----- Listed entries -----
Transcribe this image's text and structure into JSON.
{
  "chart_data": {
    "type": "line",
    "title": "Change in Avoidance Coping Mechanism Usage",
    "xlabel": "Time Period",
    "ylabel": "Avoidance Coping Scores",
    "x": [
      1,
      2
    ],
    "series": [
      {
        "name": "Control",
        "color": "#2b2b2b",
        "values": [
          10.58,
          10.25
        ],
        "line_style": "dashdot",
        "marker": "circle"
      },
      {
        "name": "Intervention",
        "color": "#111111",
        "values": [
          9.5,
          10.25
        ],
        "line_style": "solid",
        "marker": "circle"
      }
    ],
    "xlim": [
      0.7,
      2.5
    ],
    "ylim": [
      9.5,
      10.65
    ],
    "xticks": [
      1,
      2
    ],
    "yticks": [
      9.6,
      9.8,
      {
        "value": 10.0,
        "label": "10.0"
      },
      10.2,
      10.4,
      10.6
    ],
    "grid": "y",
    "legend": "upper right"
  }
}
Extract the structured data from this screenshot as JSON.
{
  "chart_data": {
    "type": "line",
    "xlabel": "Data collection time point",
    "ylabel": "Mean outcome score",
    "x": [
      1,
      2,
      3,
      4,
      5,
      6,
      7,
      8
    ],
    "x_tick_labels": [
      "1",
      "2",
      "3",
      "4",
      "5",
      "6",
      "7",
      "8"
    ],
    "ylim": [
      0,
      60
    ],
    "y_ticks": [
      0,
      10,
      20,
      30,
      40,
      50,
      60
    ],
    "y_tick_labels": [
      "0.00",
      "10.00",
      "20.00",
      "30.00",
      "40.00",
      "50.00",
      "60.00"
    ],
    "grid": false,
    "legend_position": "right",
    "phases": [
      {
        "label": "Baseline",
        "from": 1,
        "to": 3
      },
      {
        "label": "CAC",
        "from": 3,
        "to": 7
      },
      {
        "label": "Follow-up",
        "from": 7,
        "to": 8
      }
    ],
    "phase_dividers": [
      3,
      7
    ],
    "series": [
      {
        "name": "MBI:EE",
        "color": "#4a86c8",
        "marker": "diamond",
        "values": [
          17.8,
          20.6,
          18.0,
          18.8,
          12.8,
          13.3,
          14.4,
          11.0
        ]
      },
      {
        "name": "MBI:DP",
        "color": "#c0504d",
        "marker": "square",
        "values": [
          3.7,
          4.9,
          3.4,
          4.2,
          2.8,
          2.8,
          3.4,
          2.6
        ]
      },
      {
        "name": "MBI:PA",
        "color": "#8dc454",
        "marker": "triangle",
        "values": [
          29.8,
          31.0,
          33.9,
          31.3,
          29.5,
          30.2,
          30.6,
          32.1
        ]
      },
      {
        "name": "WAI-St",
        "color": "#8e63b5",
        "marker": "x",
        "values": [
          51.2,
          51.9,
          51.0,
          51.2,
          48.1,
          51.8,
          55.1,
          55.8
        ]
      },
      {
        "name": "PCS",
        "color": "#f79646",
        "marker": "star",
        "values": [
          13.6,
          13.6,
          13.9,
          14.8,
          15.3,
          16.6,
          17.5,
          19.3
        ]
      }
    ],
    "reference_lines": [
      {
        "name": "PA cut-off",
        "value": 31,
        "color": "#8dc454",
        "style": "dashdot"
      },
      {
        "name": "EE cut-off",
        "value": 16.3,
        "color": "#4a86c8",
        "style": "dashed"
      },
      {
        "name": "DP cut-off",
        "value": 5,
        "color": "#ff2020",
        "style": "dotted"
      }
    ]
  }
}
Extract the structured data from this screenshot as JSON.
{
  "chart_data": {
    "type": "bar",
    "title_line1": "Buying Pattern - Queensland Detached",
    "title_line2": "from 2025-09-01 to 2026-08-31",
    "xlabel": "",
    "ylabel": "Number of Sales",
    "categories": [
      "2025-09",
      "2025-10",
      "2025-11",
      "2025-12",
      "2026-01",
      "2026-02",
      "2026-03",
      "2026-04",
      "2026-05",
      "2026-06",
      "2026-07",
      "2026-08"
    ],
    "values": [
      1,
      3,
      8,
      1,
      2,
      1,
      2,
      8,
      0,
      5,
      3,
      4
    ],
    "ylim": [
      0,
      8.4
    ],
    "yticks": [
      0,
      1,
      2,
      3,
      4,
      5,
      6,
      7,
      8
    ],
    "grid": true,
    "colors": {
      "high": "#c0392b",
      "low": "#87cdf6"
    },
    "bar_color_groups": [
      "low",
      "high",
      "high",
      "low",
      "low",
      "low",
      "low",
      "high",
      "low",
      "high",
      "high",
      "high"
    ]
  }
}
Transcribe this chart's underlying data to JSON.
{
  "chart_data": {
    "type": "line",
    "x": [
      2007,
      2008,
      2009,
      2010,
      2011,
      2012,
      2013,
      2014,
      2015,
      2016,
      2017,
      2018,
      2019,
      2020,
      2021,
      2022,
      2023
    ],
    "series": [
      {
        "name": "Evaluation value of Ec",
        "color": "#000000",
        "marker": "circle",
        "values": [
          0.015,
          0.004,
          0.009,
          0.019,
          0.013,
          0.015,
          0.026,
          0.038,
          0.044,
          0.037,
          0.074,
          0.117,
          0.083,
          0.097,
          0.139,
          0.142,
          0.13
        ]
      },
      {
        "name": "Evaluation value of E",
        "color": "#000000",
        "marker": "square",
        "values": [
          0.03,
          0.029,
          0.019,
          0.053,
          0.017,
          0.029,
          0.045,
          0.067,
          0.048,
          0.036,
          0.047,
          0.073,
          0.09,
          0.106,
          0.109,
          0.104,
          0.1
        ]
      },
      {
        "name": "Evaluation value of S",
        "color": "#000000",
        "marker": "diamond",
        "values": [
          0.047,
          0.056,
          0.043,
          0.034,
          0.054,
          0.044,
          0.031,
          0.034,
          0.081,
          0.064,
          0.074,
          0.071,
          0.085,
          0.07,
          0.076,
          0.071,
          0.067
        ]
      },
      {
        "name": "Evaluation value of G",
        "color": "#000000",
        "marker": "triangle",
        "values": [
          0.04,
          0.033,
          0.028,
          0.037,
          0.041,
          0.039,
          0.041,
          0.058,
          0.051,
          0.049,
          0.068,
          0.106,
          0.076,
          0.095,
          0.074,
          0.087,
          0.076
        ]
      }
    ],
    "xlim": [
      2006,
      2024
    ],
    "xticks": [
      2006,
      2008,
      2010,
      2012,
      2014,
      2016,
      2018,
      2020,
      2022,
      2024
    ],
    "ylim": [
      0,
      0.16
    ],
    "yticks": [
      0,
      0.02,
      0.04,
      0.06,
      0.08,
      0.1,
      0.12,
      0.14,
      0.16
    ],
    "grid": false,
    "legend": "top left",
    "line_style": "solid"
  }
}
-----
Exercise brief. Restate each record word for word.

Exercise answer.
Transcribe this image's text and structure into JSON.
{
  "chart_data": {
    "type": "line",
    "title": "Change in Avoidance Coping Mechanism Usage",
    "xlabel": "Time Period",
    "ylabel": "Avoidance Coping Scores",
    "x": [
      1,
      2
    ],
    "series": [
      {
        "name": "Control",
        "color": "#2b2b2b",
        "values": [
          10.58,
          10.25
        ],
        "line_style": "dashdot",
        "marker": "circle"
      },
      {
        "name": "Intervention",
        "color": "#111111",
        "values": [
          9.5,
          10.25
        ],
        "line_style": "solid",
        "marker": "circle"
      }
    ],
    "xlim": [
      0.7,
      2.5
    ],
    "ylim": [
      9.5,
      10.65
    ],
    "xticks": [
      1,
      2
    ],
    "yticks": [
      9.6,
      9.8,
      {
        "value": 10.0,
        "label": "10.0"
      },
      10.2,
      10.4,
      10.6
    ],
    "grid": "y",
    "legend": "upper right"
  }
}
Extract the structured data from this screenshot as JSON.
{
  "chart_data": {
    "type": "line",
    "xlabel": "Data collection time point",
    "ylabel": "Mean outcome score",
    "x": [
      1,
      2,
      3,
      4,
      5,
      6,
      7,
      8
    ],
    "x_tick_labels": [
      "1",
      "2",
      "3",
      "4",
      "5",
      "6",
      "7",
      "8"
    ],
    "ylim": [
      0,
      60
    ],
    "y_ticks": [
      0,
      10,
      20,
      30,
      40,
      50,
      60
    ],
    "y_tick_labels": [
      "0.00",
      "10.00",
      "20.00",
      "30.00",
      "40.00",
      "50.00",
      "60.00"
    ],
    "grid": false,
    "legend_position": "right",
    "phases": [
      {
        "label": "Baseline",
        "from": 1,
        "to": 3
      },
      {
        "label": "CAC",
        "from": 3,
        "to": 7
      },
      {
        "label": "Follow-up",
        "from": 7,
        "to": 8
      }
    ],
    "phase_dividers": [
      3,
      7
    ],
    "series": [
      {
        "name": "MBI:EE",
        "color": "#4a86c8",
        "marker": "diamond",
        "values": [
          17.8,
          20.6,
          18.0,
          18.8,
          12.8,
          13.3,
          14.4,
          11.0
        ]
      },
      {
        "name": "MBI:DP",
        "color": "#c0504d",
        "marker": "square",
        "values": [
          3.7,
          4.9,
          3.4,
          4.2,
          2.8,
          2.8,
          3.4,
          2.6
        ]
      },
      {
        "name": "MBI:PA",
        "color": "#8dc454",
        "marker": "triangle",
        "values": [
          29.8,
          31.0,
          33.9,
          31.3,
          29.5,
          30.2,
          30.6,
          32.1
        ]
      },
      {
        "name": "WAI-St",
        "color": "#8e63b5",
        "marker": "x",
        "values": [
          51.2,
          51.9,
          51.0,
          51.2,
          48.1,
          51.8,
          55.1,
          55.8
        ]
      },
      {
        "name": "PCS",
        "color": "#f79646",
        "marker": "star",
        "values": [
          13.6,
          13.6,
          13.9,
          14.8,
          15.3,
          16.6,
          17.5,
          19.3
        ]
      }
    ],
    "reference_lines": [
      {
        "name": "PA cut-off",
        "value": 31,
        "color": "#8dc454",
        "style": "dashdot"
      },
      {
        "name": "EE cut-off",
        "value": 16.3,
        "color": "#4a86c8",
        "style": "dashed"
      },
      {
        "name": "DP cut-off",
        "value": 5,
        "color": "#ff2020",
        "style": "dotted"
      }
    ]
  }
}
Extract the structured data from this screenshot as JSON.
{
  "chart_data": {
    "type": "bar",
    "title_line1": "Buying Pattern - Queensland Detached",
    "title_line2": "from 2025-09-01 to 2026-08-31",
    "xlabel": "",
    "ylabel": "Number of Sales",
    "categories": [
      "2025-09",
      "2025-10",
      "2025-11",
      "2025-12",
      "2026-01",
      "2026-02",
      "2026-03",
      "2026-04",
      "2026-05",
      "2026-06",
      "2026-07",
      "2026-08"
    ],
    "values": [
      1,
      3,
      8,
      1,
      2,
      1,
      2,
      8,
      0,
      5,
      3,
      4
    ],
    "ylim": [
      0,
      8.4
    ],
    "yticks": [
      0,
      1,
      2,
      3,
      4,
      5,
      6,
      7,
      8
    ],
    "grid": true,
    "colors": {
      "high": "#c0392b",
      "low": "#87cdf6"
    },
    "bar_color_groups": [
      "low",
      "high",
      "high",
      "low",
      "low",
      "low",
      "low",
      "high",
      "low",
      "high",
      "high",
      "high"
    ]
  }
}
Transcribe this chart's underlying data to JSON.
{
  "chart_data": {
    "type": "line",
    "x": [
      2007,
      2008,
      2009,
      2010,
      2011,
      2012,
      2013,
      2014,
      2015,
      2016,
      2017,
      2018,
      2019,
      2020,
      2021,
      2022,
      2023
    ],
    "series": [
      {
        "name": "Evaluation value of Ec",
        "color": "#000000",
        "marker": "circle",
        "values": [
          0.015,
          0.004,
          0.009,
          0.019,
          0.013,
          0.015,
          0.026,
          0.038,
          0.044,
          0.037,
          0.074,
          0.117,
          0.083,
          0.097,
          0.139,
          0.142,
          0.13
        ]
      },
      {
        "name": "Evaluation value of E",
        "color": "#000000",
        "marker": "square",
        "values": [
          0.03,
          0.029,
          0.019,
          0.053,
          0.017,
          0.029,
          0.045,
          0.067,
          0.048,
          0.036,
          0.047,
          0.073,
          0.09,
          0.106,
          0.109,
          0.104,
          0.1
        ]
      },
      {
        "name": "Evaluation value of S",
        "color": "#000000",
        "marker": "diamond",
        "values": [
          0.047,
          0.056,
          0.043,
          0.034,
          0.054,
          0.044,
          0.031,
          0.034,
          0.081,
          0.064,
          0.074,
          0.071,
          0.085,
          0.07,
          0.076,
          0.071,
          0.067
        ]
      },
      {
        "name": "Evaluation value of G",
        "color": "#000000",
        "marker": "triangle",
        "values": [
          0.04,
          0.033,
          0.028,
          0.037,
          0.041,
          0.039,
          0.041,
          0.058,
          0.051,
          0.049,
          0.068,
          0.106,
          0.076,
          0.095,
          0.074,
          0.087,
          0.076
        ]
      }
    ],
    "xlim": [
      2006,
      2024
    ],
    "xticks": [
      2006,
      2008,
      2010,
      2012,
      2014,
      2016,
      2018,
      2020,
      2022,
      2024
    ],
    "ylim": [
      0,
      0.16
    ],
    "yticks": [
      0,
      0.02,
      0.04,
      0.06,
      0.08,
      0.1,
      0.12,
      0.14,
      0.16
    ],
    "grid": false,
    "legend": "top left",
    "line_style": "solid"
  }
}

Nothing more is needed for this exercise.